▼

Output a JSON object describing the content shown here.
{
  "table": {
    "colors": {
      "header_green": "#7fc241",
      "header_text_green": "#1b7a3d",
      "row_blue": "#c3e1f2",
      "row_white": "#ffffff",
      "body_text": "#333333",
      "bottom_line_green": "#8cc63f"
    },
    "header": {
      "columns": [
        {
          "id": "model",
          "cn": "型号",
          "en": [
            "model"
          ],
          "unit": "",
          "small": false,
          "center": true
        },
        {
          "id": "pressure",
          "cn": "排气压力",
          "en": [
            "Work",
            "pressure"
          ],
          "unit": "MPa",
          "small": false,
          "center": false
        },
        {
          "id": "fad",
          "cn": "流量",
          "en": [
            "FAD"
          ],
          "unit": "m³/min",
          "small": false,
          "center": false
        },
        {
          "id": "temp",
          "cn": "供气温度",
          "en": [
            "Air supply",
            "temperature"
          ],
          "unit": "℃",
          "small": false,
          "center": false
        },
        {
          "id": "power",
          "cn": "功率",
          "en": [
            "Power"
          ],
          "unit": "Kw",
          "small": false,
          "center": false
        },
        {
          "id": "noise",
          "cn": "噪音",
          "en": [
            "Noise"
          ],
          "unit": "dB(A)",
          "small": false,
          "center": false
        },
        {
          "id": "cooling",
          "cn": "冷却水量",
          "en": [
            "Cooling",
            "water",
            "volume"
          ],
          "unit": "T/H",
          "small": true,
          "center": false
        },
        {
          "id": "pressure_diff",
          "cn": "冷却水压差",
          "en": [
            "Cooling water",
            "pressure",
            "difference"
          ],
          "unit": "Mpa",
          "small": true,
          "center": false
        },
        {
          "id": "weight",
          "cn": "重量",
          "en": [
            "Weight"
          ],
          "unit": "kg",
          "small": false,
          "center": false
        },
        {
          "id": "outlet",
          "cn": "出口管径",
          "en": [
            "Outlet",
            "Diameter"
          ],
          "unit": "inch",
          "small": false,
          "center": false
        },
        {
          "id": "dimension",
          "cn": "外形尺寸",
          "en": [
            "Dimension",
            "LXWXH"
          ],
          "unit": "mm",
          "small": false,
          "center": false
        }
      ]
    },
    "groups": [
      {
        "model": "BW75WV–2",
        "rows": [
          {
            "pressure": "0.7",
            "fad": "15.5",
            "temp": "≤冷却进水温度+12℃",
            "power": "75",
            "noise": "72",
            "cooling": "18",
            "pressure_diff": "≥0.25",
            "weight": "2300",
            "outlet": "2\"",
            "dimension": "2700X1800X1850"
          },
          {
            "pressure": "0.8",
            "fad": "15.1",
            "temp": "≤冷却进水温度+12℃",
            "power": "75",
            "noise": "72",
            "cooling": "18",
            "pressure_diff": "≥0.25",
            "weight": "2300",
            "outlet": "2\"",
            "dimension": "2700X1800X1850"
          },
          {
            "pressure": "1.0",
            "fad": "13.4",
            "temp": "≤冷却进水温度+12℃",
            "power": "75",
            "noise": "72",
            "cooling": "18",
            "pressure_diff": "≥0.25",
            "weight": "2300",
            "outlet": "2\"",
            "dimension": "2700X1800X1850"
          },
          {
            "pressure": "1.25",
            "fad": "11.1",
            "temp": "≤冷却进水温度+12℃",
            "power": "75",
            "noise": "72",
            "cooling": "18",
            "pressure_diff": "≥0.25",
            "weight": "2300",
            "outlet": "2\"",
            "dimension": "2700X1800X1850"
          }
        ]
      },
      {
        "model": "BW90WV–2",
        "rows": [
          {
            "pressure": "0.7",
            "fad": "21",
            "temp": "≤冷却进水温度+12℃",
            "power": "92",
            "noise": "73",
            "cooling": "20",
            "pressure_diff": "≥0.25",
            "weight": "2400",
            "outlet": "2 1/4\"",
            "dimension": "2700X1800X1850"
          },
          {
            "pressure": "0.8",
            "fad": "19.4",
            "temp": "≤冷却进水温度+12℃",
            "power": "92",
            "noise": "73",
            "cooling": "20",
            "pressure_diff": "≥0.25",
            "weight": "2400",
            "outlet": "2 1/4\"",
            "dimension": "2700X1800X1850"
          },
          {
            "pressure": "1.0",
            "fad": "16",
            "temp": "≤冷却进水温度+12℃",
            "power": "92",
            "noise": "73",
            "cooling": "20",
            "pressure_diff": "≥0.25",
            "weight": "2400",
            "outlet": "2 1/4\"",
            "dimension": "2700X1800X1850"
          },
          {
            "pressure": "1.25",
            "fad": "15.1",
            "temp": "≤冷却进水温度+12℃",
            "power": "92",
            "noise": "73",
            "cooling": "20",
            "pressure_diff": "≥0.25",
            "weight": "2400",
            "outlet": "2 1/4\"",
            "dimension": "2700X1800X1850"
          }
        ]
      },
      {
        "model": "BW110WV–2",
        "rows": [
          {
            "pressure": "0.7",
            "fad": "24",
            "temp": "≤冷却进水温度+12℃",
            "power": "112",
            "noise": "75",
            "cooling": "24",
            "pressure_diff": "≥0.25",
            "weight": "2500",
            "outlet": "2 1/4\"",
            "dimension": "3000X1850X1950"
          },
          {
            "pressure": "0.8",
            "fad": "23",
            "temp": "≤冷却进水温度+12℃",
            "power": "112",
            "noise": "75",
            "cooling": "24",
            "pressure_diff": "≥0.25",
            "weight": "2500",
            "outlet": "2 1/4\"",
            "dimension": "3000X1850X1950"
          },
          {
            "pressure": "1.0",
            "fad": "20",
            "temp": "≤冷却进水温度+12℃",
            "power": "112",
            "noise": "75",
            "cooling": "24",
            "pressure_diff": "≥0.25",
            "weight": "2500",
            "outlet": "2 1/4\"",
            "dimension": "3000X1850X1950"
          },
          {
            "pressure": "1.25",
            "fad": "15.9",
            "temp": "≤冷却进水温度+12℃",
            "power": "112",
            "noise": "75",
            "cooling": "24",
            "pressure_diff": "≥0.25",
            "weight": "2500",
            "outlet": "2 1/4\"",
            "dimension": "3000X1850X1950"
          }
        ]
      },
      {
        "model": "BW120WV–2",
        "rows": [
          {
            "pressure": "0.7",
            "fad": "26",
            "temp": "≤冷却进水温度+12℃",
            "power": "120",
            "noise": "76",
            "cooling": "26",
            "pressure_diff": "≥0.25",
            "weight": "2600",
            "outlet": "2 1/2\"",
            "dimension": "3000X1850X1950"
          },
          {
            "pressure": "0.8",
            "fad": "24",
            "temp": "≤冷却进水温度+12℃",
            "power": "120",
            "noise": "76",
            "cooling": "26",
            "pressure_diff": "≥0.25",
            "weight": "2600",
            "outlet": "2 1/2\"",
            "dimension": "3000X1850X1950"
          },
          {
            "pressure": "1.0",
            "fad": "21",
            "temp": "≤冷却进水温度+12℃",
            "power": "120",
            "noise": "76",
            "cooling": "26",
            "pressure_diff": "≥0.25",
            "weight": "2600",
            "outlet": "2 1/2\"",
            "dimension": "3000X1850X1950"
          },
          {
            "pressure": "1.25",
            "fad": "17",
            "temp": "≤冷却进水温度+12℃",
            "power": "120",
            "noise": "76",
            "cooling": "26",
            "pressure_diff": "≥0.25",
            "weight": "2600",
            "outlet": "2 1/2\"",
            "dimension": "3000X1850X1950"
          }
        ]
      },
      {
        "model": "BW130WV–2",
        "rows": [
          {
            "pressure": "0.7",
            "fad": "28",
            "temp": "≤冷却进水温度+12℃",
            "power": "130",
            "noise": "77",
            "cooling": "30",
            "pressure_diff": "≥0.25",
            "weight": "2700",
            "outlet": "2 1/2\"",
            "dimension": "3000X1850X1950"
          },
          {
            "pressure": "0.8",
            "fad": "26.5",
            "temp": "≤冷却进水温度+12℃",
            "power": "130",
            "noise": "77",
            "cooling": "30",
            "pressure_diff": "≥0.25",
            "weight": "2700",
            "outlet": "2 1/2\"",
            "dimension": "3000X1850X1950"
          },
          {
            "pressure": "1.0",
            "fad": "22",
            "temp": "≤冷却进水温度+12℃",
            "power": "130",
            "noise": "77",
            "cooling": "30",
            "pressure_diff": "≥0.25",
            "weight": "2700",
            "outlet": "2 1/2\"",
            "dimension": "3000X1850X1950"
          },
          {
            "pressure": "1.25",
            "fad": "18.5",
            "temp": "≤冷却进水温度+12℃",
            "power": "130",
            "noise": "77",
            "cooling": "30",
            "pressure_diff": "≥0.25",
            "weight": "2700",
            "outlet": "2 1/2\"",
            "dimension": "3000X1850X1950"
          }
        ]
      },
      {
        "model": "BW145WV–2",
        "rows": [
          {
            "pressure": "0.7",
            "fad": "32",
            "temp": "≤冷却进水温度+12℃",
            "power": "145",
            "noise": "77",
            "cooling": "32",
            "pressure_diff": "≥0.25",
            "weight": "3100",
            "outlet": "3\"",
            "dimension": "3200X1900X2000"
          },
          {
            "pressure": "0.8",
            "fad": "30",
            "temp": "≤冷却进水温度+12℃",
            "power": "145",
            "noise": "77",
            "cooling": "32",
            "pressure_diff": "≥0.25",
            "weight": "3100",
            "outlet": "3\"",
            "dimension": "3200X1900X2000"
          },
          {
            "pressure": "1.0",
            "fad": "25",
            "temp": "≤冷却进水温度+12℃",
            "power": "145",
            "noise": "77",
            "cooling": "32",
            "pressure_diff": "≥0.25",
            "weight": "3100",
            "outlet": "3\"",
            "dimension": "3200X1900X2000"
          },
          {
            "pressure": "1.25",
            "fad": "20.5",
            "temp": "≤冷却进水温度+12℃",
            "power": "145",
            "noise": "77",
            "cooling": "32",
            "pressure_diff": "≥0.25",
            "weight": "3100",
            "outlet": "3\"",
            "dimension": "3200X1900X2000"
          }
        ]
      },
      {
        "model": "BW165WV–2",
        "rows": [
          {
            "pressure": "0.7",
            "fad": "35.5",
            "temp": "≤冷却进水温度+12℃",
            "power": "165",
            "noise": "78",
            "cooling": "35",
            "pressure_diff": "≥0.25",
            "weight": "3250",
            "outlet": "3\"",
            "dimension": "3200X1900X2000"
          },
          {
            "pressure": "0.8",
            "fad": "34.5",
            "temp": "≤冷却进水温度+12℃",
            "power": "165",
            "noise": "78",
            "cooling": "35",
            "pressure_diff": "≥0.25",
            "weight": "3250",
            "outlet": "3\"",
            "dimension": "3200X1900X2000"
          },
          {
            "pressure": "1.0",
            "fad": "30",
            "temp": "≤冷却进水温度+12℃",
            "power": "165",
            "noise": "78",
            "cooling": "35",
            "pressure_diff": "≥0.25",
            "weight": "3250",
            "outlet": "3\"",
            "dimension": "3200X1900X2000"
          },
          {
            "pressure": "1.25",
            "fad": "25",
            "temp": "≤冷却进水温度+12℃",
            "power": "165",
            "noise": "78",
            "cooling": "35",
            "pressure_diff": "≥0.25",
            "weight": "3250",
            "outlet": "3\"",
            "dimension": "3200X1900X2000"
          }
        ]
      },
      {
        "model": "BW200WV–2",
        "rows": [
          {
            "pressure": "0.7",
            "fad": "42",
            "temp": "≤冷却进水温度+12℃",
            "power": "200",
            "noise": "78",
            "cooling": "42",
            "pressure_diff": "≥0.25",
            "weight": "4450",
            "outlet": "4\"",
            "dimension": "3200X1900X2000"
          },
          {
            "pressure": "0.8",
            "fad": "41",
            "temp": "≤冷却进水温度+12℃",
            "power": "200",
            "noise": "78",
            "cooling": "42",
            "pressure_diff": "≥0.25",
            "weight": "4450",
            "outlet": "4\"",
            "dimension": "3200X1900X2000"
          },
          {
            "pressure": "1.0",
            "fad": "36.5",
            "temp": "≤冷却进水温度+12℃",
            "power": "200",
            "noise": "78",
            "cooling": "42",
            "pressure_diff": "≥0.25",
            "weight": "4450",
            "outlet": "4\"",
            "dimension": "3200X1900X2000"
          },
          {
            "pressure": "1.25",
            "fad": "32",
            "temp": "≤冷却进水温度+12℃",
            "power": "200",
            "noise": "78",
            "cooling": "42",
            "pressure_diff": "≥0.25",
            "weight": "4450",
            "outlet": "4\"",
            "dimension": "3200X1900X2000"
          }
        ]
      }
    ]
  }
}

▲

Work to complete – Count up the lines in the listing that hold the word "model", and give that number only.

In response – 10